_Task to complete_: Return every entry exactly.

_Input rows_:
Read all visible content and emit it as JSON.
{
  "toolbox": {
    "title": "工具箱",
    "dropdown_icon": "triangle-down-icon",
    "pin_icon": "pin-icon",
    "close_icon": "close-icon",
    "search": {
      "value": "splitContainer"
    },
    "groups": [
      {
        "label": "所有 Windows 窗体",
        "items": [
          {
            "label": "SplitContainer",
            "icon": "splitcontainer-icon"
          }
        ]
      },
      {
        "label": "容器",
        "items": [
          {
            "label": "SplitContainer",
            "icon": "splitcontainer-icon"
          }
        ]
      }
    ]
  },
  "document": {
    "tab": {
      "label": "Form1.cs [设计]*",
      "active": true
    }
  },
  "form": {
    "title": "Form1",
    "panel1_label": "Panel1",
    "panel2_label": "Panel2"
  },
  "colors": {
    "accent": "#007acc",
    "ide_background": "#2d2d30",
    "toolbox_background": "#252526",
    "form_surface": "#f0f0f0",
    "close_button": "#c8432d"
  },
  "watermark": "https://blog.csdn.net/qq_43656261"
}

_Written reply_:
Read all visible content and emit it as JSON.
{
  "toolbox": {
    "title": "工具箱",
    "dropdown_icon": "triangle-down-icon",
    "pin_icon": "pin-icon",
    "close_icon": "close-icon",
    "search": {
      "value": "splitContainer"
    },
    "groups": [
      {
        "label": "所有 Windows 窗体",
        "items": [
          {
            "label": "SplitContainer",
            "icon": "splitcontainer-icon"
          }
        ]
      },
      {
        "label": "容器",
        "items": [
          {
            "label": "SplitContainer",
            "icon": "splitcontainer-icon"
          }
        ]
      }
    ]
  },
  "document": {
    "tab": {
      "label": "Form1.cs [设计]*",
      "active": true
    }
  },
  "form": {
    "title": "Form1",
    "panel1_label": "Panel1",
    "panel2_label": "Panel2"
  },
  "colors": {
    "accent": "#007acc",
    "ide_background": "#2d2d30",
    "toolbox_background": "#252526",
    "form_surface": "#f0f0f0",
    "close_button": "#c8432d"
  },
  "watermark": "https://blog.csdn.net/qq_43656261"
}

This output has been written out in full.